Written exercise: Report, word for word, every line of the material that contains "icon".

Supplied data:
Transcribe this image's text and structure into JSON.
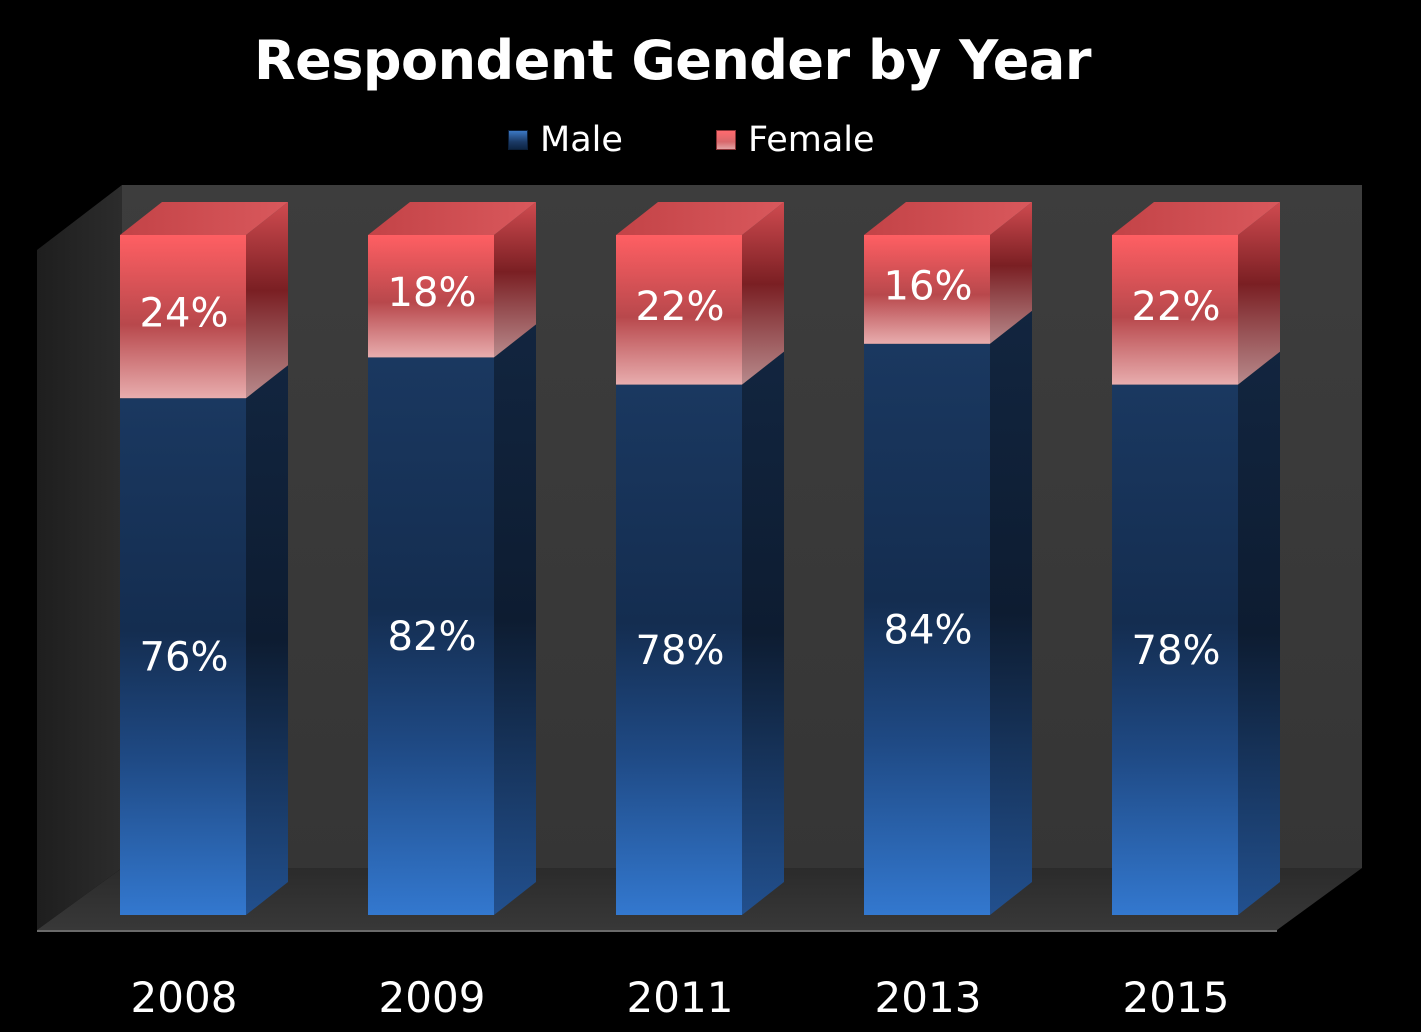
{
  "chart_data": {
    "type": "bar",
    "stacked": true,
    "title": "Respondent Gender by Year",
    "categories": [
      "2008",
      "2009",
      "2011",
      "2013",
      "2015"
    ],
    "series": [
      {
        "name": "Male",
        "values": [
          76,
          82,
          78,
          84,
          78
        ],
        "labels": [
          "76%",
          "82%",
          "78%",
          "84%",
          "78%"
        ]
      },
      {
        "name": "Female",
        "values": [
          24,
          18,
          22,
          16,
          22
        ],
        "labels": [
          "24%",
          "18%",
          "22%",
          "16%",
          "22%"
        ]
      }
    ],
    "ylim": [
      0,
      100
    ],
    "grid": false,
    "legend": "top",
    "colors": {
      "male": "#2f72c6",
      "male_dark": "#13294a",
      "female": "#f4595e",
      "female_light": "#e5a8aa",
      "wall": "#3a3a3a",
      "floor": "#2a2a2a",
      "background": "#000000"
    }
  }
}
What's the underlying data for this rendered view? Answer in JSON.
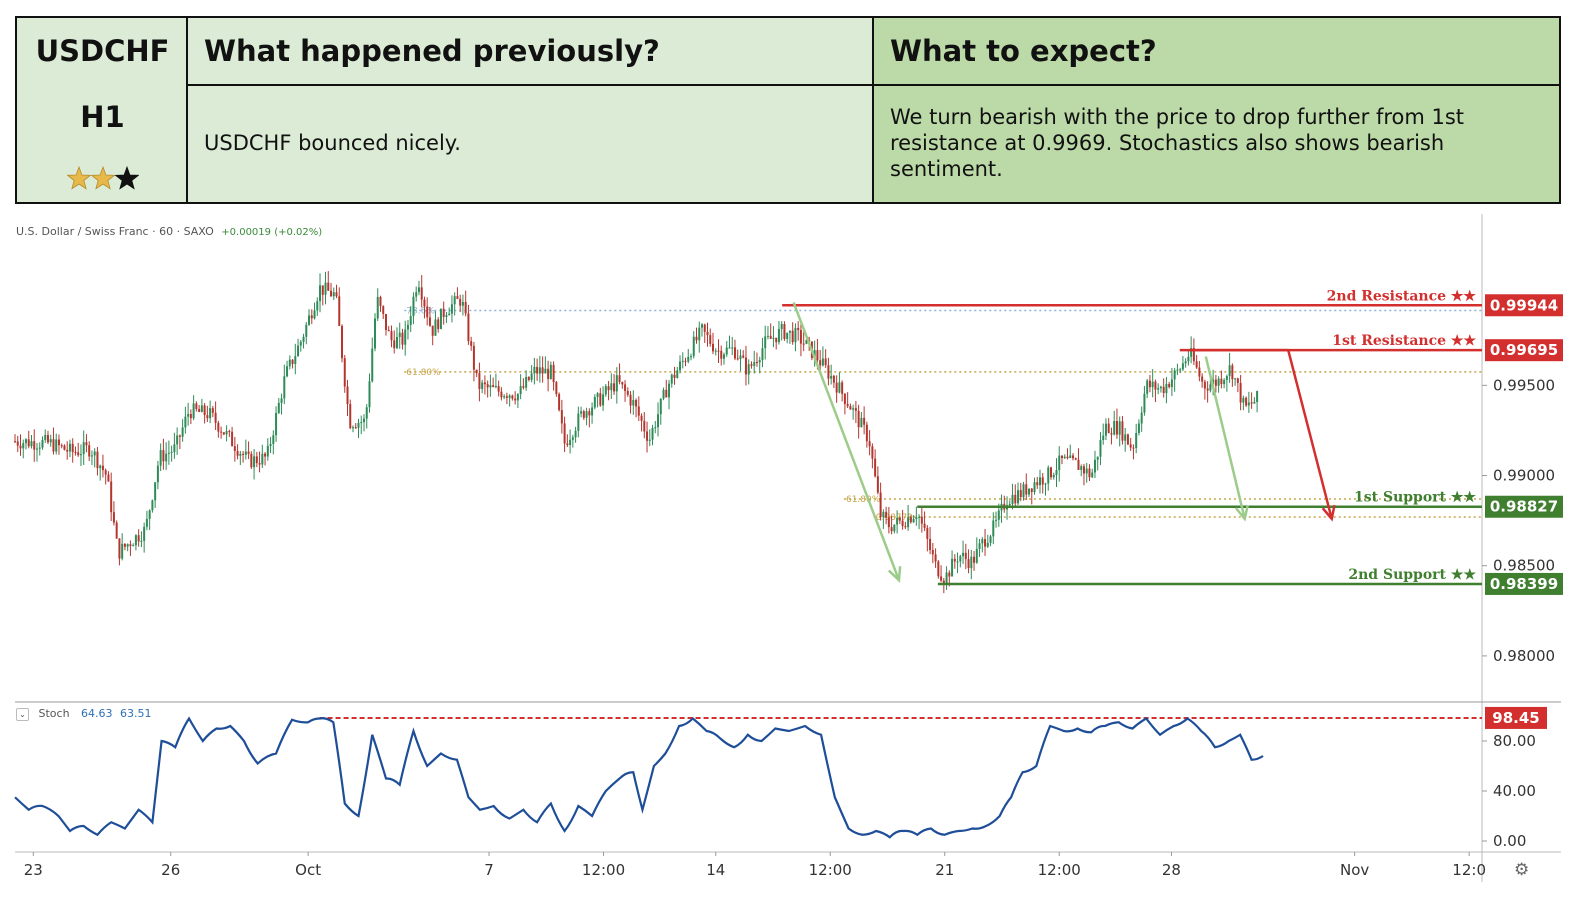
{
  "header": {
    "symbol": "USDCHF",
    "timeframe": "H1",
    "rating_stars": 2,
    "rating_max": 3,
    "previous_title": "What happened previously?",
    "previous_text": "USDCHF bounced nicely.",
    "expect_title": "What to expect?",
    "expect_text": "We turn bearish with the price to drop further from 1st resistance at 0.9969. Stochastics also shows bearish sentiment."
  },
  "colors": {
    "resistance": "#d32f2f",
    "support": "#3f7f2f",
    "stoch": "#1f4e99",
    "bull": "#2e8b57",
    "bear": "#b3362e",
    "fib": "#c8a64a"
  },
  "chart_data": {
    "type": "candlestick",
    "title": "U.S. Dollar / Swiss Franc · 60 · SAXO",
    "change_label": "+0.00019 (+0.02%)",
    "y_axis": {
      "range": [
        0.9775,
        1.0045
      ],
      "ticks": [
        0.98,
        0.985,
        0.99,
        0.995
      ],
      "tick_labels": [
        "0.98000",
        "0.98500",
        "0.99000",
        "0.99500"
      ]
    },
    "x_axis": {
      "ticks": [
        {
          "label": "23",
          "t": 0.8
        },
        {
          "label": "26",
          "t": 6.8
        },
        {
          "label": "Oct",
          "t": 12.8
        },
        {
          "label": "7",
          "t": 20.7
        },
        {
          "label": "12:00",
          "t": 25.7
        },
        {
          "label": "14",
          "t": 30.6
        },
        {
          "label": "12:00",
          "t": 35.6
        },
        {
          "label": "21",
          "t": 40.6
        },
        {
          "label": "12:00",
          "t": 45.6
        },
        {
          "label": "28",
          "t": 50.5
        },
        {
          "label": "Nov",
          "t": 58.5
        },
        {
          "label": "12:0",
          "t": 63.5
        }
      ]
    },
    "price_path": [
      [
        0,
        0.9919
      ],
      [
        1.5,
        0.9918
      ],
      [
        2.5,
        0.9913
      ],
      [
        3.3,
        0.9915
      ],
      [
        4.0,
        0.99
      ],
      [
        4.5,
        0.9857
      ],
      [
        5.0,
        0.9863
      ],
      [
        5.7,
        0.987
      ],
      [
        6.3,
        0.991
      ],
      [
        7.0,
        0.9915
      ],
      [
        7.6,
        0.9936
      ],
      [
        8.5,
        0.9934
      ],
      [
        9.4,
        0.992
      ],
      [
        10.2,
        0.9908
      ],
      [
        11.0,
        0.991
      ],
      [
        11.8,
        0.9955
      ],
      [
        12.5,
        0.9975
      ],
      [
        13.3,
        1.0004
      ],
      [
        14.0,
        1.0
      ],
      [
        14.6,
        0.993
      ],
      [
        15.3,
        0.993
      ],
      [
        15.8,
        0.9998
      ],
      [
        16.4,
        0.9975
      ],
      [
        17.0,
        0.9975
      ],
      [
        17.6,
        1.001
      ],
      [
        18.2,
        0.998
      ],
      [
        18.8,
        0.9992
      ],
      [
        19.5,
        0.9998
      ],
      [
        20.2,
        0.995
      ],
      [
        21.0,
        0.9947
      ],
      [
        22.0,
        0.9945
      ],
      [
        22.7,
        0.9958
      ],
      [
        23.4,
        0.9957
      ],
      [
        24.0,
        0.9918
      ],
      [
        24.8,
        0.9935
      ],
      [
        25.5,
        0.9942
      ],
      [
        26.3,
        0.9952
      ],
      [
        27.0,
        0.994
      ],
      [
        27.7,
        0.992
      ],
      [
        28.5,
        0.995
      ],
      [
        29.3,
        0.9966
      ],
      [
        30.0,
        0.998
      ],
      [
        30.7,
        0.9969
      ],
      [
        31.4,
        0.997
      ],
      [
        32.0,
        0.9958
      ],
      [
        32.8,
        0.9974
      ],
      [
        33.5,
        0.998
      ],
      [
        34.2,
        0.9977
      ],
      [
        35.0,
        0.9966
      ],
      [
        35.8,
        0.9952
      ],
      [
        36.5,
        0.9938
      ],
      [
        37.3,
        0.992
      ],
      [
        37.8,
        0.9878
      ],
      [
        38.2,
        0.9872
      ],
      [
        38.8,
        0.9875
      ],
      [
        39.4,
        0.988
      ],
      [
        39.8,
        0.9865
      ],
      [
        40.2,
        0.985
      ],
      [
        40.6,
        0.9843
      ],
      [
        41.2,
        0.9856
      ],
      [
        41.8,
        0.9852
      ],
      [
        42.3,
        0.9864
      ],
      [
        42.8,
        0.9872
      ],
      [
        43.3,
        0.9887
      ],
      [
        43.9,
        0.989
      ],
      [
        44.5,
        0.9896
      ],
      [
        45.1,
        0.99
      ],
      [
        45.7,
        0.9908
      ],
      [
        46.4,
        0.9906
      ],
      [
        47.0,
        0.99
      ],
      [
        47.6,
        0.9927
      ],
      [
        48.2,
        0.9927
      ],
      [
        48.8,
        0.9915
      ],
      [
        49.4,
        0.995
      ],
      [
        50.1,
        0.9948
      ],
      [
        50.8,
        0.9958
      ],
      [
        51.3,
        0.9968
      ],
      [
        51.9,
        0.995
      ],
      [
        52.5,
        0.9952
      ],
      [
        53.1,
        0.996
      ],
      [
        53.7,
        0.9937
      ],
      [
        54.3,
        0.9943
      ]
    ],
    "levels": [
      {
        "name": "2nd Resistance ★★",
        "value": 0.99944,
        "label": "0.99944",
        "kind": "resistance",
        "t_start": 33.5
      },
      {
        "name": "1st Resistance ★★",
        "value": 0.99695,
        "label": "0.99695",
        "kind": "resistance",
        "t_start": 51.3
      },
      {
        "name": "1st Support ★★",
        "value": 0.98827,
        "label": "0.98827",
        "kind": "support",
        "t_start": 39.4
      },
      {
        "name": "2nd Support ★★",
        "value": 0.98399,
        "label": "0.98399",
        "kind": "support",
        "t_start": 40.3
      }
    ],
    "fib_lines": [
      {
        "label": "78.6%",
        "value": 0.99915,
        "t_start": 17.0,
        "color": "#8fb3d9"
      },
      {
        "label": "61.80%",
        "value": 0.99575,
        "t_start": 17.0,
        "color": "#c8a64a"
      },
      {
        "label": "61.80%",
        "value": 0.9887,
        "t_start": 36.2,
        "color": "#c8a64a"
      },
      {
        "label": "0.98770",
        "value": 0.9877,
        "t_start": 37.5,
        "color": "#c8a64a"
      }
    ],
    "arrows": [
      {
        "from": [
          34.0,
          0.9996
        ],
        "to": [
          38.6,
          0.9842
        ],
        "color": "#9ccc8a"
      },
      {
        "from": [
          52.0,
          0.9966
        ],
        "to": [
          53.7,
          0.9876
        ],
        "color": "#9ccc8a"
      },
      {
        "from": [
          55.6,
          0.99695
        ],
        "to": [
          57.5,
          0.9876
        ],
        "color": "#d32f2f"
      }
    ],
    "stochastic": {
      "name": "Stoch",
      "k": "64.63",
      "d": "63.51",
      "range": [
        0,
        100
      ],
      "ticks": [
        0,
        40,
        80
      ],
      "tick_labels": [
        "0.00",
        "40.00",
        "80.00"
      ],
      "marker_value": 98.45,
      "marker_label": "98.45",
      "marker_t_start": 13.3,
      "series": [
        [
          0,
          35
        ],
        [
          0.6,
          25
        ],
        [
          1.2,
          28
        ],
        [
          1.9,
          20
        ],
        [
          2.4,
          8
        ],
        [
          3.0,
          12
        ],
        [
          3.6,
          5
        ],
        [
          4.2,
          15
        ],
        [
          4.8,
          10
        ],
        [
          5.4,
          25
        ],
        [
          6.0,
          15
        ],
        [
          6.4,
          80
        ],
        [
          7.0,
          75
        ],
        [
          7.6,
          98
        ],
        [
          8.2,
          80
        ],
        [
          8.8,
          90
        ],
        [
          9.4,
          92
        ],
        [
          10.0,
          80
        ],
        [
          10.6,
          62
        ],
        [
          11.4,
          70
        ],
        [
          12.1,
          97
        ],
        [
          12.8,
          95
        ],
        [
          13.3,
          98
        ],
        [
          13.9,
          95
        ],
        [
          14.4,
          30
        ],
        [
          15.0,
          20
        ],
        [
          15.6,
          85
        ],
        [
          16.2,
          50
        ],
        [
          16.8,
          45
        ],
        [
          17.4,
          88
        ],
        [
          18.0,
          60
        ],
        [
          18.6,
          70
        ],
        [
          19.3,
          65
        ],
        [
          19.8,
          35
        ],
        [
          20.3,
          25
        ],
        [
          20.9,
          28
        ],
        [
          21.6,
          18
        ],
        [
          22.2,
          25
        ],
        [
          22.8,
          15
        ],
        [
          23.4,
          30
        ],
        [
          24.0,
          8
        ],
        [
          24.6,
          28
        ],
        [
          25.2,
          20
        ],
        [
          25.8,
          40
        ],
        [
          26.4,
          50
        ],
        [
          27.0,
          55
        ],
        [
          27.4,
          25
        ],
        [
          27.9,
          60
        ],
        [
          28.4,
          70
        ],
        [
          29.0,
          92
        ],
        [
          29.6,
          98
        ],
        [
          30.2,
          88
        ],
        [
          30.8,
          82
        ],
        [
          31.4,
          75
        ],
        [
          32.0,
          85
        ],
        [
          32.6,
          80
        ],
        [
          33.2,
          90
        ],
        [
          33.8,
          88
        ],
        [
          34.5,
          92
        ],
        [
          35.2,
          85
        ],
        [
          35.8,
          35
        ],
        [
          36.4,
          10
        ],
        [
          37.0,
          5
        ],
        [
          37.6,
          8
        ],
        [
          38.2,
          3
        ],
        [
          38.8,
          8
        ],
        [
          39.4,
          5
        ],
        [
          40.0,
          10
        ],
        [
          40.6,
          5
        ],
        [
          41.2,
          8
        ],
        [
          41.8,
          10
        ],
        [
          42.4,
          12
        ],
        [
          43.0,
          20
        ],
        [
          43.5,
          35
        ],
        [
          44.0,
          55
        ],
        [
          44.6,
          60
        ],
        [
          45.2,
          92
        ],
        [
          45.8,
          88
        ],
        [
          46.4,
          90
        ],
        [
          47.0,
          87
        ],
        [
          47.6,
          92
        ],
        [
          48.2,
          95
        ],
        [
          48.8,
          90
        ],
        [
          49.4,
          98
        ],
        [
          50.0,
          85
        ],
        [
          50.6,
          92
        ],
        [
          51.2,
          98
        ],
        [
          51.8,
          88
        ],
        [
          52.4,
          75
        ],
        [
          53.0,
          80
        ],
        [
          53.5,
          85
        ],
        [
          54.0,
          65
        ],
        [
          54.5,
          68
        ]
      ]
    }
  },
  "ui": {
    "settings_icon": "gear-icon",
    "collapse_icon": "chevron-down-icon"
  }
}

Task response:
    "settings_icon": "gear-icon",
    "collapse_icon": "chevron-down-icon"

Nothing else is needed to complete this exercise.